* [Entries from a dataset]:
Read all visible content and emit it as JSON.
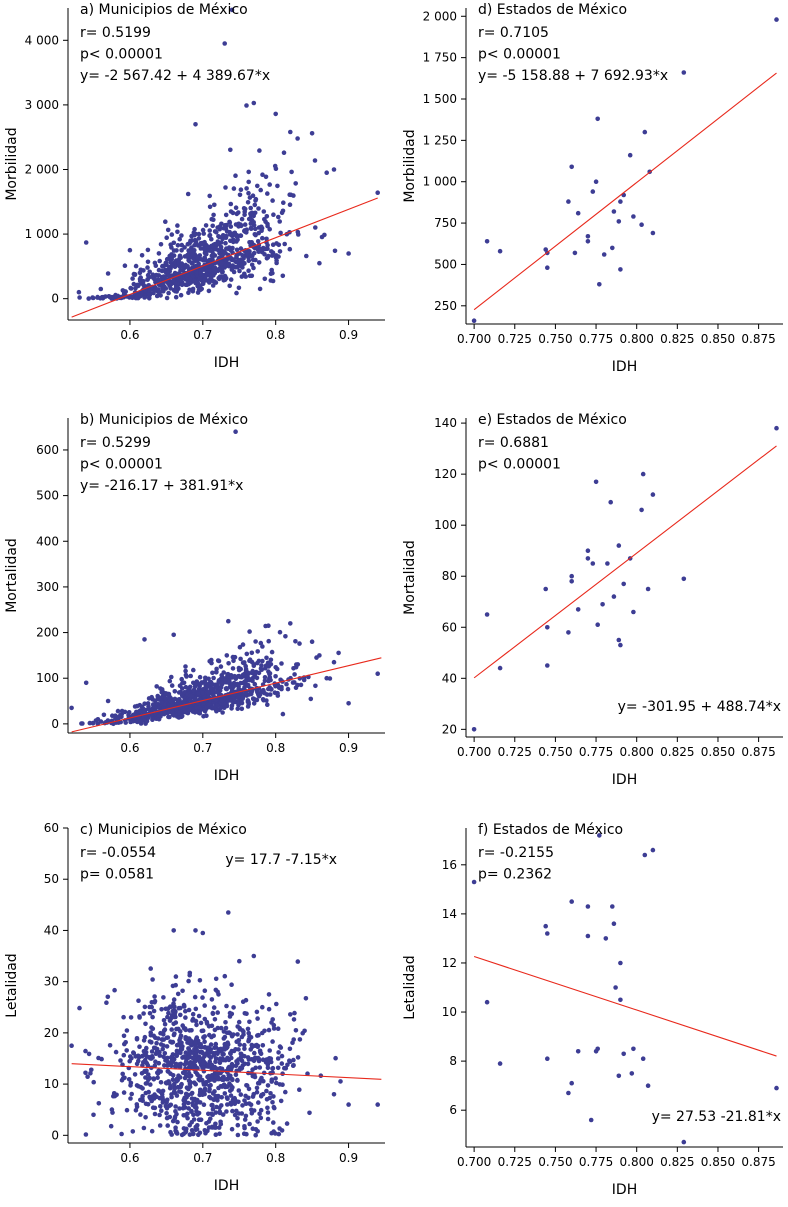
{
  "colors": {
    "point": "#3d3d94",
    "fit_line": "#e8291c",
    "axis": "#000000"
  },
  "chart_data": [
    {
      "id": "a",
      "type": "scatter",
      "title": "a) Municipios de México",
      "xlabel": "IDH",
      "ylabel": "Morbilidad",
      "xlim": [
        0.515,
        0.95
      ],
      "ylim": [
        -330,
        4500
      ],
      "xticks": [
        0.6,
        0.7,
        0.8,
        0.9
      ],
      "xtick_labels": [
        "0.6",
        "0.7",
        "0.8",
        "0.9"
      ],
      "yticks": [
        0,
        1000,
        2000,
        3000,
        4000
      ],
      "ytick_labels": [
        "0",
        "1 000",
        "2 000",
        "3 000",
        "4 000"
      ],
      "stats": [
        "r= 0.5199",
        "p< 0.00001",
        "y= -2 567.42 + 4 389.67*x"
      ],
      "stats_pos": "top-left",
      "fit": {
        "intercept": -2567.42,
        "slope": 4389.67,
        "x_range": [
          0.52,
          0.94
        ]
      },
      "generated_points": {
        "n": 900,
        "x_mean": 0.7,
        "x_sd": 0.06,
        "x_min": 0.53,
        "x_max": 0.92,
        "resid_sd": 340,
        "resid_scale_with_y": true,
        "y_min": 0,
        "seed": 11
      },
      "points": [
        [
          0.54,
          870
        ],
        [
          0.57,
          390
        ],
        [
          0.6,
          750
        ],
        [
          0.68,
          1620
        ],
        [
          0.69,
          2700
        ],
        [
          0.73,
          3950
        ],
        [
          0.74,
          4470
        ],
        [
          0.76,
          2990
        ],
        [
          0.77,
          3030
        ],
        [
          0.8,
          2860
        ],
        [
          0.82,
          2580
        ],
        [
          0.83,
          2480
        ],
        [
          0.85,
          2560
        ],
        [
          0.87,
          1950
        ],
        [
          0.88,
          2000
        ],
        [
          0.9,
          700
        ],
        [
          0.94,
          1640
        ],
        [
          0.53,
          100
        ],
        [
          0.56,
          150
        ],
        [
          0.86,
          550
        ]
      ]
    },
    {
      "id": "d",
      "type": "scatter",
      "title": "d) Estados de México",
      "xlabel": "IDH",
      "ylabel": "Morbilidad",
      "xlim": [
        0.695,
        0.89
      ],
      "ylim": [
        140,
        2050
      ],
      "xticks": [
        0.7,
        0.725,
        0.75,
        0.775,
        0.8,
        0.825,
        0.85,
        0.875
      ],
      "xtick_labels": [
        "0.700",
        "0.725",
        "0.750",
        "0.775",
        "0.800",
        "0.825",
        "0.850",
        "0.875"
      ],
      "yticks": [
        250,
        500,
        750,
        1000,
        1250,
        1500,
        1750,
        2000
      ],
      "ytick_labels": [
        "250",
        "500",
        "750",
        "1 000",
        "1 250",
        "1 500",
        "1 750",
        "2 000"
      ],
      "stats": [
        "r= 0.7105",
        "p< 0.00001",
        "y= -5 158.88 + 7 692.93*x"
      ],
      "stats_pos": "top-left",
      "fit": {
        "intercept": -5158.88,
        "slope": 7692.93,
        "x_range": [
          0.7,
          0.886
        ]
      },
      "points": [
        [
          0.7,
          160
        ],
        [
          0.708,
          640
        ],
        [
          0.716,
          580
        ],
        [
          0.744,
          590
        ],
        [
          0.745,
          570
        ],
        [
          0.745,
          480
        ],
        [
          0.758,
          880
        ],
        [
          0.76,
          1090
        ],
        [
          0.762,
          570
        ],
        [
          0.764,
          810
        ],
        [
          0.77,
          670
        ],
        [
          0.77,
          640
        ],
        [
          0.773,
          940
        ],
        [
          0.775,
          1000
        ],
        [
          0.776,
          1380
        ],
        [
          0.777,
          380
        ],
        [
          0.78,
          560
        ],
        [
          0.785,
          600
        ],
        [
          0.786,
          820
        ],
        [
          0.789,
          760
        ],
        [
          0.79,
          880
        ],
        [
          0.79,
          470
        ],
        [
          0.792,
          920
        ],
        [
          0.796,
          1160
        ],
        [
          0.798,
          790
        ],
        [
          0.803,
          740
        ],
        [
          0.805,
          1300
        ],
        [
          0.808,
          1060
        ],
        [
          0.81,
          690
        ],
        [
          0.829,
          1660
        ],
        [
          0.886,
          1980
        ]
      ]
    },
    {
      "id": "b",
      "type": "scatter",
      "title": "b) Municipios de México",
      "xlabel": "IDH",
      "ylabel": "Mortalidad",
      "xlim": [
        0.515,
        0.95
      ],
      "ylim": [
        -20,
        670
      ],
      "xticks": [
        0.6,
        0.7,
        0.8,
        0.9
      ],
      "xtick_labels": [
        "0.6",
        "0.7",
        "0.8",
        "0.9"
      ],
      "yticks": [
        0,
        100,
        200,
        300,
        400,
        500,
        600
      ],
      "ytick_labels": [
        "0",
        "100",
        "200",
        "300",
        "400",
        "500",
        "600"
      ],
      "stats": [
        "r= 0.5299",
        "p< 0.00001",
        "y= -216.17 + 381.91*x"
      ],
      "stats_pos": "top-left",
      "fit": {
        "intercept": -216.17,
        "slope": 381.91,
        "x_range": [
          0.52,
          0.945
        ]
      },
      "generated_points": {
        "n": 900,
        "x_mean": 0.7,
        "x_sd": 0.06,
        "x_min": 0.53,
        "x_max": 0.92,
        "resid_sd": 24,
        "resid_scale_with_y": true,
        "y_min": 0,
        "seed": 23
      },
      "points": [
        [
          0.745,
          640
        ],
        [
          0.62,
          185
        ],
        [
          0.66,
          195
        ],
        [
          0.735,
          225
        ],
        [
          0.79,
          215
        ],
        [
          0.82,
          220
        ],
        [
          0.85,
          180
        ],
        [
          0.88,
          135
        ],
        [
          0.9,
          45
        ],
        [
          0.94,
          110
        ],
        [
          0.54,
          90
        ],
        [
          0.52,
          35
        ],
        [
          0.57,
          50
        ],
        [
          0.86,
          150
        ],
        [
          0.87,
          100
        ]
      ]
    },
    {
      "id": "e",
      "type": "scatter",
      "title": "e) Estados de México",
      "xlabel": "IDH",
      "ylabel": "Mortalidad",
      "xlim": [
        0.695,
        0.89
      ],
      "ylim": [
        17,
        142
      ],
      "xticks": [
        0.7,
        0.725,
        0.75,
        0.775,
        0.8,
        0.825,
        0.85,
        0.875
      ],
      "xtick_labels": [
        "0.700",
        "0.725",
        "0.750",
        "0.775",
        "0.800",
        "0.825",
        "0.850",
        "0.875"
      ],
      "yticks": [
        20,
        40,
        60,
        80,
        100,
        120,
        140
      ],
      "ytick_labels": [
        "20",
        "40",
        "60",
        "80",
        "100",
        "120",
        "140"
      ],
      "stats": [
        "r= 0.6881",
        "p< 0.00001"
      ],
      "stats_pos": "top-left",
      "equation": "y= -301.95 + 488.74*x",
      "equation_pos": "bottom-right",
      "fit": {
        "intercept": -301.95,
        "slope": 488.74,
        "x_range": [
          0.7,
          0.886
        ]
      },
      "points": [
        [
          0.7,
          20
        ],
        [
          0.708,
          65
        ],
        [
          0.716,
          44
        ],
        [
          0.744,
          75
        ],
        [
          0.745,
          60
        ],
        [
          0.745,
          45
        ],
        [
          0.758,
          58
        ],
        [
          0.76,
          78
        ],
        [
          0.76,
          80
        ],
        [
          0.764,
          67
        ],
        [
          0.77,
          87
        ],
        [
          0.77,
          90
        ],
        [
          0.773,
          85
        ],
        [
          0.775,
          117
        ],
        [
          0.776,
          61
        ],
        [
          0.779,
          69
        ],
        [
          0.782,
          85
        ],
        [
          0.784,
          109
        ],
        [
          0.786,
          72
        ],
        [
          0.789,
          92
        ],
        [
          0.79,
          53
        ],
        [
          0.789,
          55
        ],
        [
          0.792,
          77
        ],
        [
          0.796,
          87
        ],
        [
          0.798,
          66
        ],
        [
          0.803,
          106
        ],
        [
          0.804,
          120
        ],
        [
          0.807,
          75
        ],
        [
          0.81,
          112
        ],
        [
          0.829,
          79
        ],
        [
          0.886,
          138
        ]
      ]
    },
    {
      "id": "c",
      "type": "scatter",
      "title": "c) Municipios de México",
      "xlabel": "IDH",
      "ylabel": "Letalidad",
      "xlim": [
        0.515,
        0.95
      ],
      "ylim": [
        -1.5,
        60
      ],
      "xticks": [
        0.6,
        0.7,
        0.8,
        0.9
      ],
      "xtick_labels": [
        "0.6",
        "0.7",
        "0.8",
        "0.9"
      ],
      "yticks": [
        0,
        10,
        20,
        30,
        40,
        50,
        60
      ],
      "ytick_labels": [
        "0",
        "10",
        "20",
        "30",
        "40",
        "50",
        "60"
      ],
      "stats": [
        "r= -0.0554",
        "p= 0.0581"
      ],
      "stats_pos": "top-left",
      "equation": "y= 17.7 -7.15*x",
      "equation_pos": "top-right",
      "fit": {
        "intercept": 17.7,
        "slope": -7.15,
        "x_range": [
          0.52,
          0.945
        ]
      },
      "generated_points": {
        "n": 1000,
        "x_mean": 0.7,
        "x_sd": 0.06,
        "x_min": 0.53,
        "x_max": 0.92,
        "resid_sd": 6.8,
        "resid_scale_with_y": false,
        "y_min": 0,
        "seed": 37
      },
      "points": [
        [
          0.735,
          43.5
        ],
        [
          0.66,
          40
        ],
        [
          0.69,
          40
        ],
        [
          0.7,
          39.5
        ],
        [
          0.52,
          17.5
        ],
        [
          0.55,
          4
        ],
        [
          0.59,
          12
        ],
        [
          0.88,
          8
        ],
        [
          0.9,
          6
        ],
        [
          0.94,
          6
        ],
        [
          0.77,
          35
        ],
        [
          0.75,
          34
        ]
      ]
    },
    {
      "id": "f",
      "type": "scatter",
      "title": "f) Estados de México",
      "xlabel": "IDH",
      "ylabel": "Letalidad",
      "xlim": [
        0.695,
        0.89
      ],
      "ylim": [
        4.5,
        17.5
      ],
      "xticks": [
        0.7,
        0.725,
        0.75,
        0.775,
        0.8,
        0.825,
        0.85,
        0.875
      ],
      "xtick_labels": [
        "0.700",
        "0.725",
        "0.750",
        "0.775",
        "0.800",
        "0.825",
        "0.850",
        "0.875"
      ],
      "yticks": [
        6,
        8,
        10,
        12,
        14,
        16
      ],
      "ytick_labels": [
        "6",
        "8",
        "10",
        "12",
        "14",
        "16"
      ],
      "stats": [
        "r= -0.2155",
        "p= 0.2362"
      ],
      "stats_pos": "top-left",
      "equation": "y= 27.53 -21.81*x",
      "equation_pos": "bottom-right",
      "fit": {
        "intercept": 27.53,
        "slope": -21.81,
        "x_range": [
          0.7,
          0.886
        ]
      },
      "points": [
        [
          0.7,
          15.3
        ],
        [
          0.708,
          10.4
        ],
        [
          0.716,
          7.9
        ],
        [
          0.744,
          13.5
        ],
        [
          0.745,
          13.2
        ],
        [
          0.745,
          8.1
        ],
        [
          0.758,
          6.7
        ],
        [
          0.76,
          14.5
        ],
        [
          0.76,
          7.1
        ],
        [
          0.764,
          8.4
        ],
        [
          0.77,
          14.3
        ],
        [
          0.77,
          13.1
        ],
        [
          0.772,
          5.6
        ],
        [
          0.775,
          8.4
        ],
        [
          0.776,
          8.5
        ],
        [
          0.777,
          17.2
        ],
        [
          0.781,
          13.0
        ],
        [
          0.785,
          14.3
        ],
        [
          0.786,
          13.6
        ],
        [
          0.787,
          11.0
        ],
        [
          0.789,
          7.4
        ],
        [
          0.79,
          12.0
        ],
        [
          0.79,
          10.5
        ],
        [
          0.792,
          8.3
        ],
        [
          0.797,
          7.5
        ],
        [
          0.798,
          8.5
        ],
        [
          0.804,
          8.1
        ],
        [
          0.805,
          16.4
        ],
        [
          0.807,
          7.0
        ],
        [
          0.81,
          16.6
        ],
        [
          0.829,
          4.7
        ],
        [
          0.886,
          6.9
        ]
      ]
    }
  ]
}
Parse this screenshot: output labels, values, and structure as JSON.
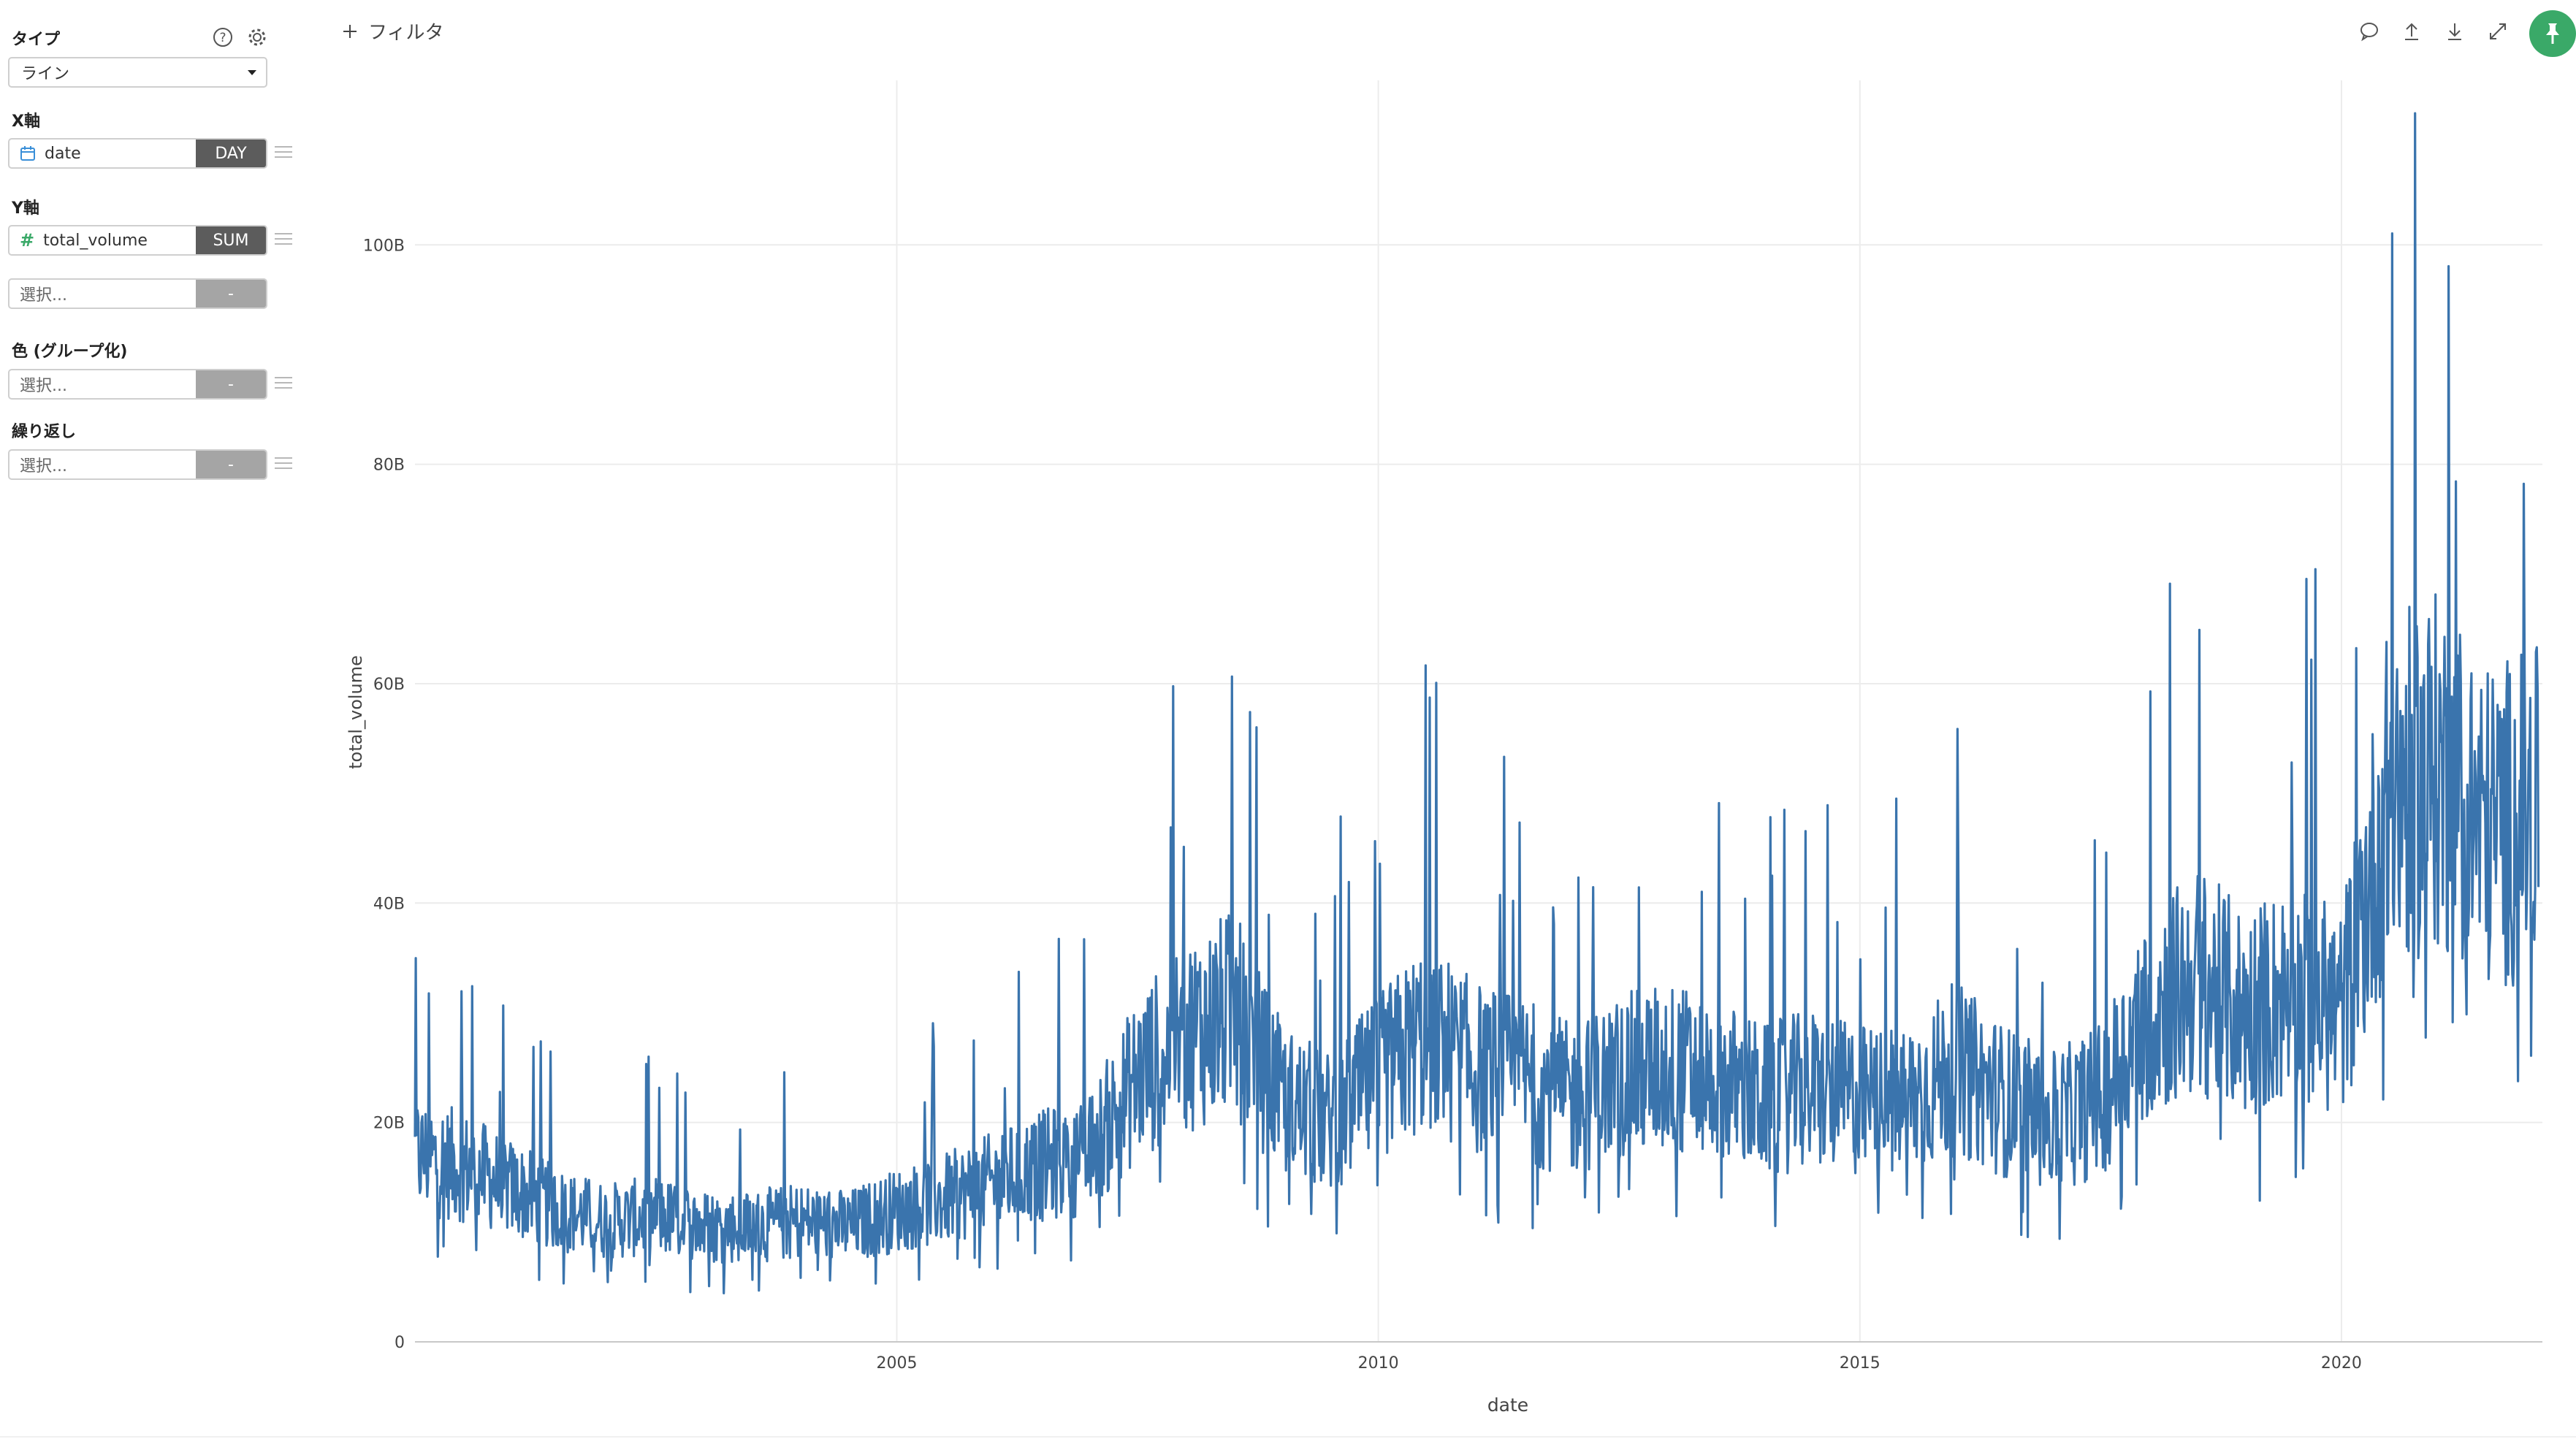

* [What the task asks]:
Search the data above for lines holding "title" and copy each of them.

* [Result for this task]:
      "title": "a) Municipios de México",
      "title": "d) Estados de México",
      "title": "b) Municipios de México",
      "title": "e) Estados de México",
      "title": "c) Municipios de México",
      "title": "f) Estados de México",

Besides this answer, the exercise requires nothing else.